Directions
Transcribe the records below exactly as they appear, omitting any pictures.

-- start of Available data --

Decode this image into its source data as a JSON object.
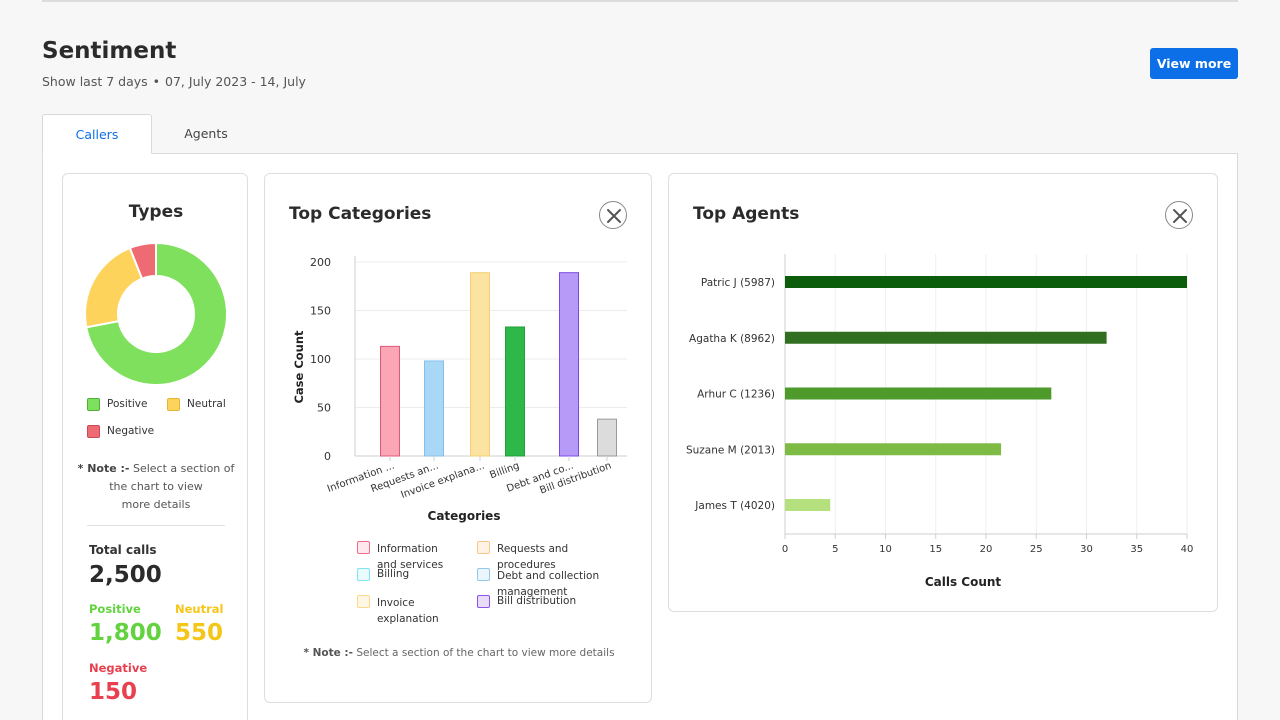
{
  "header": {
    "title": "Sentiment",
    "period": "Show last 7 days",
    "range": "07, July 2023 - 14, July",
    "view_more": "View more"
  },
  "tabs": [
    {
      "label": "Callers",
      "active": true
    },
    {
      "label": "Agents",
      "active": false
    }
  ],
  "types": {
    "title": "Types",
    "legend": [
      {
        "label": "Positive",
        "color": "#7ee05c"
      },
      {
        "label": "Neutral",
        "color": "#fdd35c"
      },
      {
        "label": "Negative",
        "color": "#ef6b73"
      }
    ],
    "note_prefix": "* Note :-",
    "note_text1": "Select a section of",
    "note_text2": "the chart to view",
    "note_text3": "more details",
    "total_label": "Total calls",
    "total_value": "2,500",
    "positive_label": "Positive",
    "positive_value": "1,800",
    "neutral_label": "Neutral",
    "neutral_value": "550",
    "negative_label": "Negative",
    "negative_value": "150"
  },
  "top_categories": {
    "title": "Top Categories",
    "legend": [
      {
        "line1": "Information",
        "line2": "and services",
        "color": "#f06b86",
        "fill": "#fde8ee"
      },
      {
        "line1": "Requests and",
        "line2": "procedures",
        "color": "#fcc58a",
        "fill": "#fff3e6"
      },
      {
        "line1": "Billing",
        "line2": "",
        "color": "#7fe3f2",
        "fill": "#e9fbfd"
      },
      {
        "line1": "Debt and collection",
        "line2": "management",
        "color": "#90c8ee",
        "fill": "#eaf5fd"
      },
      {
        "line1": "Invoice",
        "line2": "explanation",
        "color": "#fcd98a",
        "fill": "#fff7e3"
      },
      {
        "line1": "Bill distribution",
        "line2": "",
        "color": "#8b55e8",
        "fill": "#e9dcfb"
      }
    ],
    "note_prefix": "* Note :-",
    "note_text": "Select a section of the chart to view more details"
  },
  "top_agents": {
    "title": "Top Agents"
  },
  "chart_data": [
    {
      "type": "pie",
      "title": "Types",
      "categories": [
        "Positive",
        "Neutral",
        "Negative"
      ],
      "values": [
        1800,
        550,
        150
      ],
      "colors": [
        "#7ee05c",
        "#fdd35c",
        "#ef6b73"
      ]
    },
    {
      "type": "bar",
      "title": "Top Categories",
      "xlabel": "Categories",
      "ylabel": "Case Count",
      "ylim": [
        0,
        200
      ],
      "yticks": [
        0,
        50,
        100,
        150,
        200
      ],
      "categories": [
        "Information ...",
        "Requests an...",
        "Invoice explana...",
        "Billing",
        "Debt and co...",
        "Bill distribution"
      ],
      "values": [
        113,
        98,
        189,
        133,
        189,
        38
      ],
      "colors": [
        {
          "fill": "#fba6b5",
          "stroke": "#e05a78"
        },
        {
          "fill": "#a9d8f7",
          "stroke": "#86c0ea"
        },
        {
          "fill": "#fde3a1",
          "stroke": "#f3cf72"
        },
        {
          "fill": "#2fb84a",
          "stroke": "#22a03b"
        },
        {
          "fill": "#b799f7",
          "stroke": "#7b49e0"
        },
        {
          "fill": "#dcdcdc",
          "stroke": "#999999"
        }
      ],
      "grid": true
    },
    {
      "type": "bar",
      "orientation": "horizontal",
      "title": "Top Agents",
      "xlabel": "Calls Count",
      "xlim": [
        0,
        40
      ],
      "xticks": [
        0,
        5,
        10,
        15,
        20,
        25,
        30,
        35,
        40
      ],
      "categories": [
        "Patric J (5987)",
        "Agatha K (8962)",
        "Arhur C (1236)",
        "Suzane M (2013)",
        "James T (4020)"
      ],
      "values": [
        40,
        32,
        26.5,
        21.5,
        4.5
      ],
      "colors": [
        "#0b5c0b",
        "#2f6f1f",
        "#4e9a2b",
        "#7dbb45",
        "#b5e07e"
      ],
      "grid": true
    }
  ]
}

-- end of Available data --

Task solution
Decode this image into its source data as a JSON object.
{
  "header": {
    "title": "Sentiment",
    "period": "Show last 7 days",
    "range": "07, July 2023 - 14, July",
    "view_more": "View more"
  },
  "tabs": [
    {
      "label": "Callers",
      "active": true
    },
    {
      "label": "Agents",
      "active": false
    }
  ],
  "types": {
    "title": "Types",
    "legend": [
      {
        "label": "Positive",
        "color": "#7ee05c"
      },
      {
        "label": "Neutral",
        "color": "#fdd35c"
      },
      {
        "label": "Negative",
        "color": "#ef6b73"
      }
    ],
    "note_prefix": "* Note :-",
    "note_text1": "Select a section of",
    "note_text2": "the chart to view",
    "note_text3": "more details",
    "total_label": "Total calls",
    "total_value": "2,500",
    "positive_label": "Positive",
    "positive_value": "1,800",
    "neutral_label": "Neutral",
    "neutral_value": "550",
    "negative_label": "Negative",
    "negative_value": "150"
  },
  "top_categories": {
    "title": "Top Categories",
    "legend": [
      {
        "line1": "Information",
        "line2": "and services",
        "color": "#f06b86",
        "fill": "#fde8ee"
      },
      {
        "line1": "Requests and",
        "line2": "procedures",
        "color": "#fcc58a",
        "fill": "#fff3e6"
      },
      {
        "line1": "Billing",
        "line2": "",
        "color": "#7fe3f2",
        "fill": "#e9fbfd"
      },
      {
        "line1": "Debt and collection",
        "line2": "management",
        "color": "#90c8ee",
        "fill": "#eaf5fd"
      },
      {
        "line1": "Invoice",
        "line2": "explanation",
        "color": "#fcd98a",
        "fill": "#fff7e3"
      },
      {
        "line1": "Bill distribution",
        "line2": "",
        "color": "#8b55e8",
        "fill": "#e9dcfb"
      }
    ],
    "note_prefix": "* Note :-",
    "note_text": "Select a section of the chart to view more details"
  },
  "top_agents": {
    "title": "Top Agents"
  },
  "chart_data": [
    {
      "type": "pie",
      "title": "Types",
      "categories": [
        "Positive",
        "Neutral",
        "Negative"
      ],
      "values": [
        1800,
        550,
        150
      ],
      "colors": [
        "#7ee05c",
        "#fdd35c",
        "#ef6b73"
      ]
    },
    {
      "type": "bar",
      "title": "Top Categories",
      "xlabel": "Categories",
      "ylabel": "Case Count",
      "ylim": [
        0,
        200
      ],
      "yticks": [
        0,
        50,
        100,
        150,
        200
      ],
      "categories": [
        "Information ...",
        "Requests an...",
        "Invoice explana...",
        "Billing",
        "Debt and co...",
        "Bill distribution"
      ],
      "values": [
        113,
        98,
        189,
        133,
        189,
        38
      ],
      "colors": [
        {
          "fill": "#fba6b5",
          "stroke": "#e05a78"
        },
        {
          "fill": "#a9d8f7",
          "stroke": "#86c0ea"
        },
        {
          "fill": "#fde3a1",
          "stroke": "#f3cf72"
        },
        {
          "fill": "#2fb84a",
          "stroke": "#22a03b"
        },
        {
          "fill": "#b799f7",
          "stroke": "#7b49e0"
        },
        {
          "fill": "#dcdcdc",
          "stroke": "#999999"
        }
      ],
      "grid": true
    },
    {
      "type": "bar",
      "orientation": "horizontal",
      "title": "Top Agents",
      "xlabel": "Calls Count",
      "xlim": [
        0,
        40
      ],
      "xticks": [
        0,
        5,
        10,
        15,
        20,
        25,
        30,
        35,
        40
      ],
      "categories": [
        "Patric J (5987)",
        "Agatha K (8962)",
        "Arhur C (1236)",
        "Suzane M (2013)",
        "James T (4020)"
      ],
      "values": [
        40,
        32,
        26.5,
        21.5,
        4.5
      ],
      "colors": [
        "#0b5c0b",
        "#2f6f1f",
        "#4e9a2b",
        "#7dbb45",
        "#b5e07e"
      ],
      "grid": true
    }
  ]
}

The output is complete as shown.